* begin SUPPLIED DATA *
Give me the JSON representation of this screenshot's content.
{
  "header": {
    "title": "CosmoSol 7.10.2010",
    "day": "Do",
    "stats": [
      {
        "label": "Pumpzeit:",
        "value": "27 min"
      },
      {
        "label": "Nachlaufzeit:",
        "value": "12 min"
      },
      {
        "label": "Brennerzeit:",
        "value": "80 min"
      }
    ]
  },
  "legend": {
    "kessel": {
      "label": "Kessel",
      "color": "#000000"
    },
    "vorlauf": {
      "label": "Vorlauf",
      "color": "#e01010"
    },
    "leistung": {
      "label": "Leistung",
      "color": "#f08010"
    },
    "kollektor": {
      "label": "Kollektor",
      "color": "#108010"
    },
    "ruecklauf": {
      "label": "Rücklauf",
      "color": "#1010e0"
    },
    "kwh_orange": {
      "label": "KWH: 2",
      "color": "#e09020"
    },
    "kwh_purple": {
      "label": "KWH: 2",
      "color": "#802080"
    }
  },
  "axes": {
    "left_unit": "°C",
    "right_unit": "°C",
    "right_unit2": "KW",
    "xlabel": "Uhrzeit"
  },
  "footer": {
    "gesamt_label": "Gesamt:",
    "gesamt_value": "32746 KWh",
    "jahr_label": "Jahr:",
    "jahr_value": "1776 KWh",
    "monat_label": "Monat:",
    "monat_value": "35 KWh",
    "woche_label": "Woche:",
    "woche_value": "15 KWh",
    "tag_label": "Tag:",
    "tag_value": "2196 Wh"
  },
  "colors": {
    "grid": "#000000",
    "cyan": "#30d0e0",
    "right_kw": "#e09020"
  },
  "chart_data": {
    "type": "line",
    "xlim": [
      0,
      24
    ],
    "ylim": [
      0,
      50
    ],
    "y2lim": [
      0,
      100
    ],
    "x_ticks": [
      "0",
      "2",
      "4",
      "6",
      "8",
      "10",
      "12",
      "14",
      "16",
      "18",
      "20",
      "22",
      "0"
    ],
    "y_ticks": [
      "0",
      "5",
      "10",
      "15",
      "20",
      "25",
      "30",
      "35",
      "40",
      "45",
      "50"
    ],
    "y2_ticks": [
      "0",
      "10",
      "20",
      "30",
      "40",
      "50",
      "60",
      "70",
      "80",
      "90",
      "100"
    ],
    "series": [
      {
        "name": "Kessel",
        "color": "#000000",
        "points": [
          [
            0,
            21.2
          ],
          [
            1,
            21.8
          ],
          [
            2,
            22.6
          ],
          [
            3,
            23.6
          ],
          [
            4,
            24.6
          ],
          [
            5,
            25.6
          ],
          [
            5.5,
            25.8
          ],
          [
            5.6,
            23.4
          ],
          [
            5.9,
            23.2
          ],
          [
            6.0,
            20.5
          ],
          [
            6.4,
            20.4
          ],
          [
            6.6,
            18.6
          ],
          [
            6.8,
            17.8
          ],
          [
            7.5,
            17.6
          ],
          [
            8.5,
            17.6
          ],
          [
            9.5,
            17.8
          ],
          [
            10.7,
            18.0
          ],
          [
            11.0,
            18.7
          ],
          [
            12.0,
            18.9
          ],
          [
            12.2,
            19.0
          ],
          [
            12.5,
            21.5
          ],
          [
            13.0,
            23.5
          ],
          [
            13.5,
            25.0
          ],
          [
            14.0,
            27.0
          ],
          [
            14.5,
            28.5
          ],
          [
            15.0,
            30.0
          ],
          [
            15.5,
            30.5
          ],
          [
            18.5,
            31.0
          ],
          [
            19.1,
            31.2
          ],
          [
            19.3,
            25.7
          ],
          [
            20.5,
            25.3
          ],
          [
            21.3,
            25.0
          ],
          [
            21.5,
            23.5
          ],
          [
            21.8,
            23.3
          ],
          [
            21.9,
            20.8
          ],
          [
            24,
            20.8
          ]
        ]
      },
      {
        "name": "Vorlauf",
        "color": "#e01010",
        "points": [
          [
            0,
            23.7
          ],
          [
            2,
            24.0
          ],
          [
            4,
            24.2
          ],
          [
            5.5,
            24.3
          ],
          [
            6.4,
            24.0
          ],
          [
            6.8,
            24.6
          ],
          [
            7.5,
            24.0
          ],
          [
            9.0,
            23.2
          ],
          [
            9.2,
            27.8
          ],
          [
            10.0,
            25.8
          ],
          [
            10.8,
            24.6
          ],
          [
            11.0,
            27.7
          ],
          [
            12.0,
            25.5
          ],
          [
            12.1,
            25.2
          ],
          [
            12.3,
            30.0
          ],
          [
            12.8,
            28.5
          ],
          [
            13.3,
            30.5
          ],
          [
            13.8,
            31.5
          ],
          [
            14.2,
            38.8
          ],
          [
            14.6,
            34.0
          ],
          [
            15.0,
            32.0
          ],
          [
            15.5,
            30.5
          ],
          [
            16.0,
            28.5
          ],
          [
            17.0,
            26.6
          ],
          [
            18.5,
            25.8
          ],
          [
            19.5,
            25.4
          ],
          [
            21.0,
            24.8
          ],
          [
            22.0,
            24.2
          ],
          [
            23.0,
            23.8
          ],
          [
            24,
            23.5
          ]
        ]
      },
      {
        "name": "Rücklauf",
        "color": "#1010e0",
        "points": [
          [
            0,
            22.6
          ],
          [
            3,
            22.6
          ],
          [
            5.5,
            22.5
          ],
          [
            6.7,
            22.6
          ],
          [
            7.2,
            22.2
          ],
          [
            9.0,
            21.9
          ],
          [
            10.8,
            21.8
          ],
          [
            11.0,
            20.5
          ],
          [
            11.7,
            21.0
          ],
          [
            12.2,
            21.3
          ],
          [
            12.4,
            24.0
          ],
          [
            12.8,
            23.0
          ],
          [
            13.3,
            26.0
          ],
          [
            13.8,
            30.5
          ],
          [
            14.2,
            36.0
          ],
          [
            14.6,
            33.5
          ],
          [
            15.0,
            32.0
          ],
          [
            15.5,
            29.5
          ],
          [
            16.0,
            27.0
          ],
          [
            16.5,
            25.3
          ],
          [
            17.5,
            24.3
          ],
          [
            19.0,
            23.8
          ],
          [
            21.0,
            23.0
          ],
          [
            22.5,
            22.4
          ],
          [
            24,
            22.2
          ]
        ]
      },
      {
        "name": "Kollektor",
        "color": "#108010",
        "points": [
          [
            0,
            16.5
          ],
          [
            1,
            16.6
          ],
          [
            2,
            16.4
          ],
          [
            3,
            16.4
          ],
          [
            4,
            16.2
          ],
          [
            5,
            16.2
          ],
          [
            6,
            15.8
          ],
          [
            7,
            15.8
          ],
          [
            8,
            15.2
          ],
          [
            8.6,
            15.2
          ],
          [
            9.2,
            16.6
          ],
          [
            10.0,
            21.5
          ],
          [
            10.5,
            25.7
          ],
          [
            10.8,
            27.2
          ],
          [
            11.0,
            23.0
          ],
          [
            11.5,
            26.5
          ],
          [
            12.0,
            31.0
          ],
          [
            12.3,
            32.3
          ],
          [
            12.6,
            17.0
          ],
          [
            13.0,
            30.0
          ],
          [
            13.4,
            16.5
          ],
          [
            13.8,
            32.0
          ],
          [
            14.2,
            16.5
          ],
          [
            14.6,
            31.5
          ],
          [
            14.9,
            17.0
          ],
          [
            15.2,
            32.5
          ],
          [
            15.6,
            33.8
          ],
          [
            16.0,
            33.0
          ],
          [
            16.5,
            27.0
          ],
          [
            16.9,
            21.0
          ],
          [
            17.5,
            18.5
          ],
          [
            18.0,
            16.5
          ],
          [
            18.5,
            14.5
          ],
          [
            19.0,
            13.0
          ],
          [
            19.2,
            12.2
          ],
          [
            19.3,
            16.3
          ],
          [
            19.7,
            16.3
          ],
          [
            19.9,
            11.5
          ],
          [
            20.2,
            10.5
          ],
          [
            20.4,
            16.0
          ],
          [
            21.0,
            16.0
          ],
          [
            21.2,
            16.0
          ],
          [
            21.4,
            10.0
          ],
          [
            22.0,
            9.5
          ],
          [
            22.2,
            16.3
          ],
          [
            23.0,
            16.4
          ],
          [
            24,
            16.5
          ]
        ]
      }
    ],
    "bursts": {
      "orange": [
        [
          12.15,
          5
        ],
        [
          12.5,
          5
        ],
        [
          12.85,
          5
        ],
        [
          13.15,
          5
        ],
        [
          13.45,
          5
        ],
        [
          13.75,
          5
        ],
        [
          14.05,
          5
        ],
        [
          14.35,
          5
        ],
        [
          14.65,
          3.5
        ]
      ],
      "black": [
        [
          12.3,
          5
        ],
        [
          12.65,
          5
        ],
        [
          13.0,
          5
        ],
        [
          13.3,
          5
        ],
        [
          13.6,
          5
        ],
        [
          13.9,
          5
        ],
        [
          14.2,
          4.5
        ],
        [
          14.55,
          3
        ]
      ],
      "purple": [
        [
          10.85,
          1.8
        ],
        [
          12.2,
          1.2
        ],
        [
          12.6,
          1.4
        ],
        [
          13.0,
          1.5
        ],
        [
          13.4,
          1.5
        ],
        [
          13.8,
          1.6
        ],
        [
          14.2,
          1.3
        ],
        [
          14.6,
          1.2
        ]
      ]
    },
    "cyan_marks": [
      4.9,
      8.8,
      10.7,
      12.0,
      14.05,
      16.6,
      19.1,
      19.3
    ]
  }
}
* end SUPPLIED DATA *
### GIVEN REQUEST:
Tally how many lines of the data include the word "name". Write the number and nothing else.

### WRITTEN SOLUTION:
4